Task statement
Copy only the lines from the one containing "Give me the" through the final line of the records below, exactly as written, with no pictures.
• • • •
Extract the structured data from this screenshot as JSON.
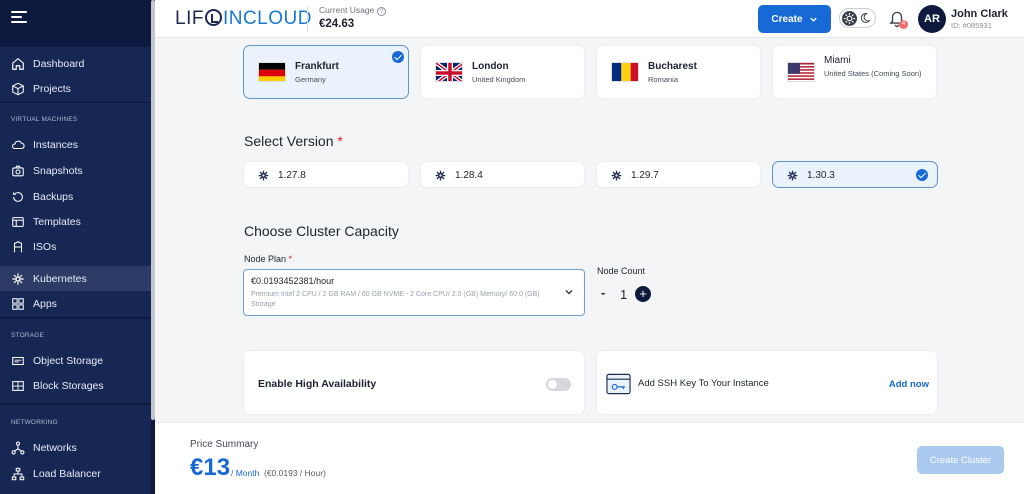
{
  "sidebar": {
    "items": [
      {
        "label": "Dashboard"
      },
      {
        "label": "Projects"
      },
      {
        "label": "Instances"
      },
      {
        "label": "Snapshots"
      },
      {
        "label": "Backups"
      },
      {
        "label": "Templates"
      },
      {
        "label": "ISOs"
      },
      {
        "label": "Kubernetes"
      },
      {
        "label": "Apps"
      },
      {
        "label": "Object Storage"
      },
      {
        "label": "Block Storages"
      },
      {
        "label": "Networks"
      },
      {
        "label": "Load Balancer"
      }
    ],
    "sections": {
      "virtual_machines": "VIRTUAL MACHINES",
      "storage": "STORAGE",
      "networking": "NETWORKING"
    },
    "active": "Kubernetes"
  },
  "header": {
    "logo_a": "LIF",
    "logo_b": "INCLOUD",
    "usage_label": "Current Usage",
    "usage_value": "€24.63",
    "create_label": "Create",
    "notification_count": "4",
    "avatar_initials": "AR",
    "user_name": "John Clark",
    "user_id": "ID: #085931"
  },
  "locations": [
    {
      "name": "Frankfurt",
      "country": "Germany",
      "selected": true
    },
    {
      "name": "London",
      "country": "United Kingdom",
      "selected": false
    },
    {
      "name": "Bucharest",
      "country": "Romania",
      "selected": false
    },
    {
      "name": "Miami",
      "country": "United States (Coming Soon)",
      "selected": false
    }
  ],
  "version": {
    "title": "Select Version",
    "required": "*",
    "options": [
      "1.27.8",
      "1.28.4",
      "1.29.7",
      "1.30.3"
    ],
    "selected": "1.30.3"
  },
  "capacity": {
    "title": "Choose Cluster Capacity",
    "node_plan_label": "Node Plan",
    "required": "*",
    "node_plan_price": "€0.0193452381/hour",
    "node_plan_desc": "Premium Intel 2 CPU / 2 GB RAM / 60 GB NVME - 2 Core CPU/ 2.0 (GB) Memory/ 60.0 (GB) Storage",
    "node_count_label": "Node Count",
    "node_count_minus": "-",
    "node_count": "1",
    "node_count_plus": "+"
  },
  "options": {
    "ha_label": "Enable High Availability",
    "ha_enabled": false,
    "ssh_label": "Add SSH Key To Your Instance",
    "ssh_action": "Add now"
  },
  "footer": {
    "price_summary_label": "Price Summary",
    "price_month": "€13",
    "per_month": "/ Month",
    "per_hour": "(€0.0193 / Hour)",
    "create_cluster": "Create Cluster"
  },
  "colors": {
    "sidebar_bg": "#0e1a3d",
    "accent": "#1769d6",
    "disabled_button": "#a9c9ee"
  }
}
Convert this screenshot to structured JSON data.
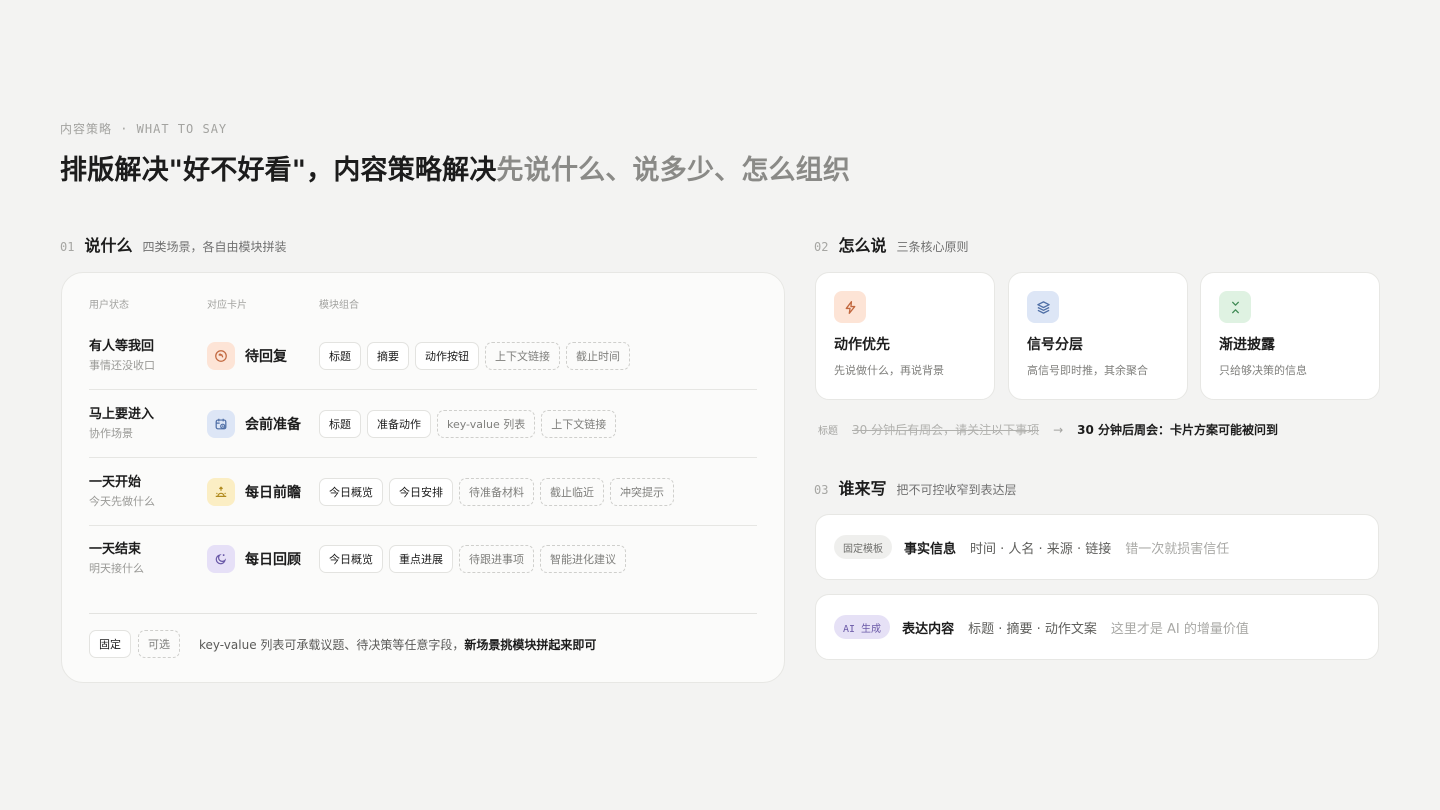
{
  "eyebrow": "内容策略 · WHAT TO SAY",
  "headline": {
    "main": "排版解决\"好不好看\"，内容策略解决",
    "dim": "先说什么、说多少、怎么组织"
  },
  "sections": {
    "s1": {
      "num": "01",
      "title": "说什么",
      "sub": "四类场景，各自由模块拼装"
    },
    "s2": {
      "num": "02",
      "title": "怎么说",
      "sub": "三条核心原则"
    },
    "s3": {
      "num": "03",
      "title": "谁来写",
      "sub": "把不可控收窄到表达层"
    }
  },
  "table": {
    "headers": {
      "state": "用户状态",
      "card": "对应卡片",
      "modules": "模块组合"
    },
    "rows": [
      {
        "state": "有人等我回",
        "sub": "事情还没收口",
        "card": "待回复",
        "fixed": [
          "标题",
          "摘要",
          "动作按钮"
        ],
        "optional": [
          "上下文链接",
          "截止时间"
        ]
      },
      {
        "state": "马上要进入",
        "sub": "协作场景",
        "card": "会前准备",
        "fixed": [
          "标题",
          "准备动作"
        ],
        "optional": [
          "key-value 列表",
          "上下文链接"
        ]
      },
      {
        "state": "一天开始",
        "sub": "今天先做什么",
        "card": "每日前瞻",
        "fixed": [
          "今日概览",
          "今日安排"
        ],
        "optional": [
          "待准备材料",
          "截止临近",
          "冲突提示"
        ]
      },
      {
        "state": "一天结束",
        "sub": "明天接什么",
        "card": "每日回顾",
        "fixed": [
          "今日概览",
          "重点进展"
        ],
        "optional": [
          "待跟进事项",
          "智能进化建议"
        ]
      }
    ],
    "legend": {
      "fixed": "固定",
      "optional": "可选"
    },
    "note": "key-value 列表可承载议题、待决策等任意字段，",
    "note_bold": "新场景挑模块拼起来即可"
  },
  "principles": [
    {
      "title": "动作优先",
      "sub": "先说做什么，再说背景",
      "icon": "bolt-icon"
    },
    {
      "title": "信号分层",
      "sub": "高信号即时推，其余聚合",
      "icon": "layers-icon"
    },
    {
      "title": "渐进披露",
      "sub": "只给够决策的信息",
      "icon": "collapse-icon"
    }
  ],
  "example": {
    "label": "标题",
    "old": "30 分钟后有周会，请关注以下事项",
    "arrow": "→",
    "new": "30 分钟后周会：卡片方案可能被问到"
  },
  "writers": [
    {
      "badge": "固定模板",
      "title": "事实信息",
      "items": "时间 · 人名 · 来源 · 链接",
      "note": "错一次就损害信任"
    },
    {
      "badge": "AI 生成",
      "title": "表达内容",
      "items": "标题 · 摘要 · 动作文案",
      "note": "这里才是 AI 的增量价值"
    }
  ],
  "colors": {
    "reply": "#fde4d6",
    "meeting": "#dde6f6",
    "morning": "#fbeec4",
    "evening": "#e6e0f7",
    "bolt": "#fde4d6",
    "layers": "#dde6f6",
    "collapse": "#dff2e2"
  }
}
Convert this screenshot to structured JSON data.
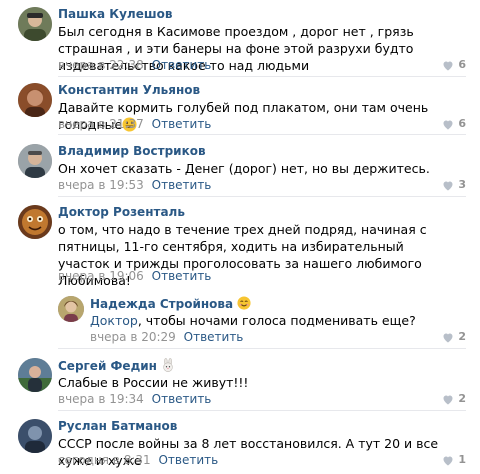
{
  "comments": [
    {
      "author": "Пашка Кулешов",
      "text": "Был сегодня в Касимове проездом , дорог нет , грязь страшная , и эти банеры на фоне этой разрухи будто издевательство какое то над людьми",
      "time": "вчера в 22:38",
      "reply": "Ответить",
      "likes": "6"
    },
    {
      "author": "Константин Ульянов",
      "text": "Давайте кормить голубей под плакатом, они там очень голодные",
      "emoji": "smile-emoji",
      "time": "вчера в 21:37",
      "reply": "Ответить",
      "likes": "6"
    },
    {
      "author": "Владимир Востриков",
      "text": "Он хочет сказать - Денег (дорог) нет, но вы держитесь.",
      "time": "вчера в 19:53",
      "reply": "Ответить",
      "likes": "3"
    },
    {
      "author": "Доктор Розенталь",
      "text": "о том, что надо в течение трех дней подряд, начиная с пятницы, 11-го сентября, ходить на избирательный участок и трижды проголосовать за нашего любимого Любимова!",
      "time": "вчера в 19:06",
      "reply": "Ответить",
      "likes": ""
    },
    {
      "author": "Надежда Стройнова",
      "author_emoji": "smile-emoji",
      "mention": "Доктор",
      "text": ", чтобы ночами голоса подменивать еще?",
      "time": "вчера в 20:29",
      "reply": "Ответить",
      "likes": "2"
    },
    {
      "author": "Сергей Федин",
      "author_emoji": "rabbit-emoji",
      "text": "Слабые в России не живут!!!",
      "time": "вчера в 19:34",
      "reply": "Ответить",
      "likes": "2"
    },
    {
      "author": "Руслан Батманов",
      "text": "СССР после войны за 8 лет восстановился. А тут 20 и все хуже и хуже",
      "time": "сегодня в 8:31",
      "reply": "Ответить",
      "likes": "1"
    }
  ],
  "colors": {
    "link": "#2a5885",
    "meta": "#939393",
    "separator": "#e7e8ec"
  }
}
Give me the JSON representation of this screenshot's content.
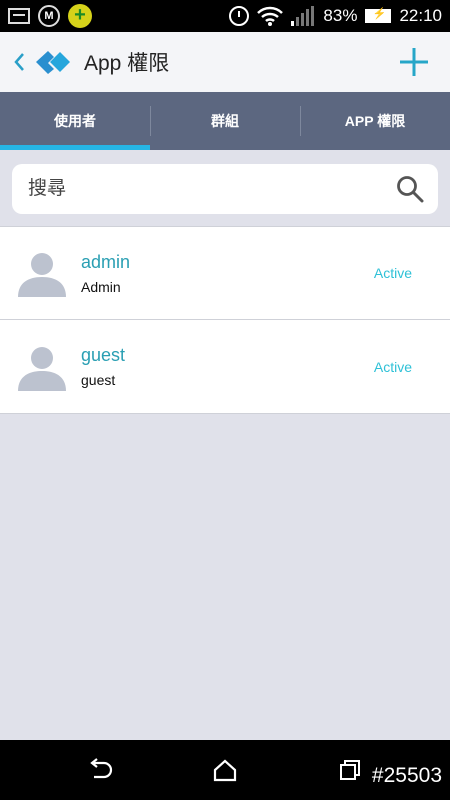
{
  "status_bar": {
    "battery": "83%",
    "time": "22:10"
  },
  "app_bar": {
    "title": "App 權限"
  },
  "tabs": [
    {
      "label": "使用者",
      "active": true
    },
    {
      "label": "群組",
      "active": false
    },
    {
      "label": "APP 權限",
      "active": false
    }
  ],
  "search": {
    "placeholder": "搜尋"
  },
  "users": [
    {
      "name": "admin",
      "role": "Admin",
      "status": "Active"
    },
    {
      "name": "guest",
      "role": "guest",
      "status": "Active"
    }
  ],
  "nav_bar": {
    "watermark": "#25503"
  },
  "colors": {
    "accent": "#26b5e5",
    "tab_bg": "#5c6780",
    "name_text": "#2a9fb3",
    "status_text": "#2fc1d7",
    "content_bg": "#e0e1ea"
  }
}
• • • •
Answer to the problem
Give me the JSON representation of this screenshot's content.
{
  "status_bar": {
    "battery": "83%",
    "time": "22:10"
  },
  "app_bar": {
    "title": "App 權限"
  },
  "tabs": [
    {
      "label": "使用者",
      "active": true
    },
    {
      "label": "群組",
      "active": false
    },
    {
      "label": "APP 權限",
      "active": false
    }
  ],
  "search": {
    "placeholder": "搜尋"
  },
  "users": [
    {
      "name": "admin",
      "role": "Admin",
      "status": "Active"
    },
    {
      "name": "guest",
      "role": "guest",
      "status": "Active"
    }
  ],
  "nav_bar": {
    "watermark": "#25503"
  },
  "colors": {
    "accent": "#26b5e5",
    "tab_bg": "#5c6780",
    "name_text": "#2a9fb3",
    "status_text": "#2fc1d7",
    "content_bg": "#e0e1ea"
  }
}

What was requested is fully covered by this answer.